*** Dataset extract

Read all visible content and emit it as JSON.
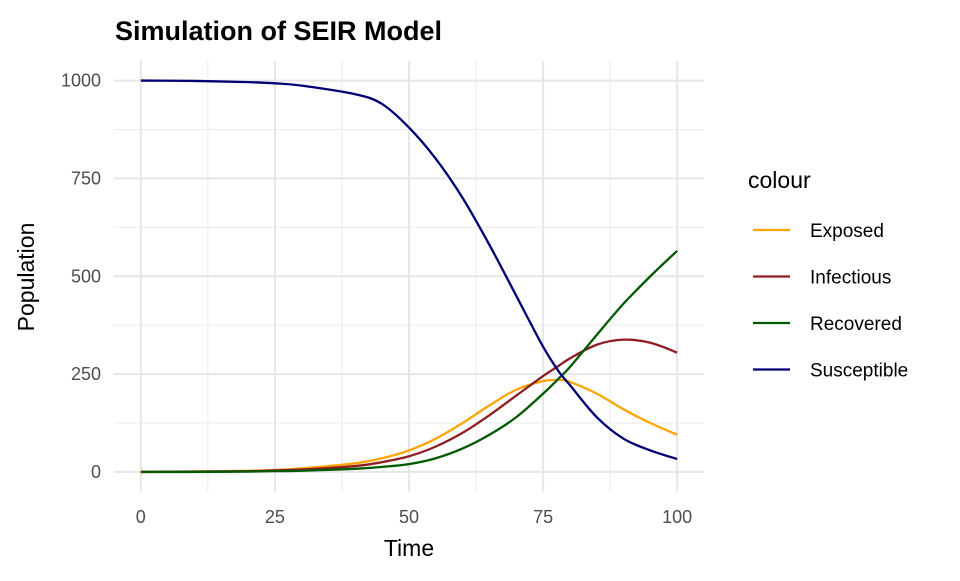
{
  "chart_data": {
    "type": "line",
    "title": "Simulation of SEIR Model",
    "xlabel": "Time",
    "ylabel": "Population",
    "xlim": [
      -5,
      105
    ],
    "ylim": [
      -50,
      1050
    ],
    "xticks": [
      0,
      25,
      50,
      75,
      100
    ],
    "yticks": [
      0,
      250,
      500,
      750,
      1000
    ],
    "grid": true,
    "legend": {
      "title": "colour",
      "placement": "right"
    },
    "x": [
      0,
      10,
      20,
      25,
      30,
      40,
      45,
      50,
      55,
      60,
      65,
      70,
      75,
      78,
      80,
      85,
      90,
      95,
      100
    ],
    "series": [
      {
        "name": "Exposed",
        "color": "#FFA500",
        "values": [
          0,
          1,
          3,
          5,
          9,
          22,
          35,
          55,
          85,
          125,
          170,
          210,
          232,
          235,
          230,
          200,
          160,
          125,
          95
        ]
      },
      {
        "name": "Infectious",
        "color": "#8F1D24",
        "values": [
          0,
          1,
          2,
          4,
          6,
          15,
          25,
          40,
          65,
          100,
          145,
          195,
          245,
          272,
          290,
          325,
          338,
          330,
          305
        ]
      },
      {
        "name": "Recovered",
        "color": "#005A00",
        "values": [
          0,
          0,
          1,
          2,
          3,
          8,
          13,
          20,
          35,
          60,
          95,
          140,
          200,
          240,
          268,
          350,
          430,
          500,
          565
        ]
      },
      {
        "name": "Susceptible",
        "color": "#000075",
        "values": [
          1000,
          999,
          996,
          993,
          987,
          965,
          940,
          880,
          800,
          700,
          580,
          450,
          320,
          255,
          222,
          140,
          85,
          55,
          33
        ]
      }
    ]
  }
}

******

Work to be completed — Apart from the pictures, the entries above are to be repeated in full and exactly.

Response to the exercise —
Read all visible content and emit it as JSON.
{
  "chart_data": {
    "type": "line",
    "title": "Simulation of SEIR Model",
    "xlabel": "Time",
    "ylabel": "Population",
    "xlim": [
      -5,
      105
    ],
    "ylim": [
      -50,
      1050
    ],
    "xticks": [
      0,
      25,
      50,
      75,
      100
    ],
    "yticks": [
      0,
      250,
      500,
      750,
      1000
    ],
    "grid": true,
    "legend": {
      "title": "colour",
      "placement": "right"
    },
    "x": [
      0,
      10,
      20,
      25,
      30,
      40,
      45,
      50,
      55,
      60,
      65,
      70,
      75,
      78,
      80,
      85,
      90,
      95,
      100
    ],
    "series": [
      {
        "name": "Exposed",
        "color": "#FFA500",
        "values": [
          0,
          1,
          3,
          5,
          9,
          22,
          35,
          55,
          85,
          125,
          170,
          210,
          232,
          235,
          230,
          200,
          160,
          125,
          95
        ]
      },
      {
        "name": "Infectious",
        "color": "#8F1D24",
        "values": [
          0,
          1,
          2,
          4,
          6,
          15,
          25,
          40,
          65,
          100,
          145,
          195,
          245,
          272,
          290,
          325,
          338,
          330,
          305
        ]
      },
      {
        "name": "Recovered",
        "color": "#005A00",
        "values": [
          0,
          0,
          1,
          2,
          3,
          8,
          13,
          20,
          35,
          60,
          95,
          140,
          200,
          240,
          268,
          350,
          430,
          500,
          565
        ]
      },
      {
        "name": "Susceptible",
        "color": "#000075",
        "values": [
          1000,
          999,
          996,
          993,
          987,
          965,
          940,
          880,
          800,
          700,
          580,
          450,
          320,
          255,
          222,
          140,
          85,
          55,
          33
        ]
      }
    ]
  }
}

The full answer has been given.